Problem ▸ Continue the article on dependency incident audits with Codex CLI, picking up after its last line, the closing line of the PackageGate audit command.

Passage provided ▸
----------
Dependency Incident Audits with Codex CLI: From PackageGate to Hardened Lockfile Defence
Dependency Incident Audits with Codex CLI: From PackageGate to Hardened Lockfile Defence
The Problem: Supply Chain Advisories Demand Speed Without Execution
When a supply chain advisory drops — whether it’s a compromised package, a lifecycle-script bypass, or a lockfile integrity failure — security teams face a paradox. They need to inspect manifests, lockfiles, CI workflows, and build scripts quickly, but running npm install or pip install against a potentially compromised tree is precisely the action the advisory warns against.
Codex CLI’s sandboxed execution model, combined with its official dependency incident audit workflow 1, turns this paradox into a structured process: read everything, execute nothing, report findings with evidence strength.
PackageGate: Why This Matters Now
In January 2026, researchers at Koi disclosed six zero-day vulnerabilities across npm, pnpm, vlt, and Bun — collectively dubbed PackageGate 2. The attack surface directly challenged the two defences the ecosystem adopted after Shai-Hulud: disabling lifecycle scripts and relying on lockfiles.
The specific bypasses demonstrate why agent-assisted audits need strict sandboxing:
| Package Manager | Bypass Mechanism | CVE |
|---|---|---|
| npm | Fake .npmrc replaces git binary → RCE even with --ignore-scripts |
Unfixed (dismissed as “expected behaviour”) 2 |
| pnpm | Remote tarballs accepted without integrity hashes | CVE-2025-69263, CVE-2025-69264 3 |
| vlt | Tarball integrity verification absent | Patched Q1 2026 2 |
| Bun | Package name trusted over source → script execution via name reuse | Patched Q1 2026 2 |
The Shai-Hulud/TeamPCP campaign, active through at least May 2026, escalated the threat further by using stolen GitHub Actions OIDC tokens to generate valid Sigstore provenance attestations for malicious package versions 4 — demonstrating that cryptographic signing provides incomplete assurance when the signing infrastructure itself is compromised.
The Codex CLI Audit Workflow
OpenAI’s official dependency incident audit use case 1 defines a two-phase approach that maps cleanly onto Codex CLI’s permission model.
Phase 1: Read-Only Evidence Collection
The core principle is “read-only unless I explicitly approve”. In Codex CLI terms, this means running the audit in suggest mode with network disabled:
codex --approval-policy suggest \
--sandbox workspace-write \
"Investigate CVE-2025-69263. Identify all pnpm lockfiles in this
repository. Check whether any dependency resolves a remote tarball
without an integrity hash. Report findings as confirmed/needs-verification/ruled-out
with file paths and line numbers."
----------
(Page segmentation data)
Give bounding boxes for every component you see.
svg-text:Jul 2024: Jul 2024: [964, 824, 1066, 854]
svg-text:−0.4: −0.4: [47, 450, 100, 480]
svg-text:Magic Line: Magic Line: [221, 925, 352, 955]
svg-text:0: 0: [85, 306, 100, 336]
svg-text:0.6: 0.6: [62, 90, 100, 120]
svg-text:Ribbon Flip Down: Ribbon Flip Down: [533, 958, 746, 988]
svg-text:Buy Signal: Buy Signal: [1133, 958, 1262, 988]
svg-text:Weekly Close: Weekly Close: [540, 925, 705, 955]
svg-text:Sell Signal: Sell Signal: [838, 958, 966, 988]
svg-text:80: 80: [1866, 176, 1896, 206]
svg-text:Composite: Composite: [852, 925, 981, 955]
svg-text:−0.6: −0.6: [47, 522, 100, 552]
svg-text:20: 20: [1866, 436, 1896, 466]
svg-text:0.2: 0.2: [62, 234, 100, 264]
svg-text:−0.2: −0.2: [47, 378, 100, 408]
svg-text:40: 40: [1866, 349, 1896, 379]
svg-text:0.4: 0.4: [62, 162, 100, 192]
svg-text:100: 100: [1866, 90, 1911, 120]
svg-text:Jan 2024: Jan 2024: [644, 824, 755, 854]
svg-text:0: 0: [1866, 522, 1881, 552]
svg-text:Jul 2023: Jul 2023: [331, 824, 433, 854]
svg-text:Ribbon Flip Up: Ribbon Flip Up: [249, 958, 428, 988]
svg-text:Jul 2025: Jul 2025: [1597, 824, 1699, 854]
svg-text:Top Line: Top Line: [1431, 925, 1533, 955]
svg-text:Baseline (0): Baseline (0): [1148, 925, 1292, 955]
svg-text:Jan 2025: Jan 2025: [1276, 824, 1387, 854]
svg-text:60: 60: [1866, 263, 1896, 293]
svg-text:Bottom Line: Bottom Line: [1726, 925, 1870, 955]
----------
Written answer ▸
The sandbox ensures the agent cannot execute lifecycle scripts, fetch remote resources, or mutate the lockfile during investigation 5.
Phase 2: Structured Findings
The agent reports results in three categories:
flowchart TD
A[Advisory Received] --> B[Parse affected packages & version ranges]
B --> C[Inspect lockfiles & manifests]
C --> D{Evidence found?}
D -->|Direct match in lockfile| E[Confirmed Exposure]
D -->|Transitive or conditional| F[Needs Verification]
D -->|Package absent| G[Ruled Out]
E --> H[Recommended remediation]
F --> I[Manual verification steps]
G --> J[Document for audit trail]
Encoding the Workflow in AGENTS.md
For teams running regular dependency audits, encode the constraints in your project’s AGENTS.md:
## Dependency Audit Mode
When investigating supply chain advisories:
- NEVER run `npm install`, `pnpm install`, `pip install`, or any package manager install command
- NEVER execute lifecycle scripts or build scripts
- ONLY read: package.json, package-lock.json, pnpm-lock.yaml, yarn.lock,
Pipfile.lock, poetry.lock, Cargo.lock, requirements.txt, .npmrc, .yarnrc.yml
- ONLY read: .github/workflows/*.yml, Dockerfile, Makefile, scripts/
- Report findings with evidence category: confirmed | needs-verification | ruled-out
- Include file path and line number for every claim
Hardened Package-Manager Install Policy
Beyond auditing, Codex CLI’s own repository demonstrates best practice through PR #19163 6, merged April 2026, which hardened the install policy across the monorepo:
Key Controls
# .npmrc / pnpm workspace settings
frozen-lockfile = true
ignore-scripts = true
strict-peer-dependencies = true
# Python (uv)
[tool.uv]
locked = true
index = "https://pypi.org/simple/"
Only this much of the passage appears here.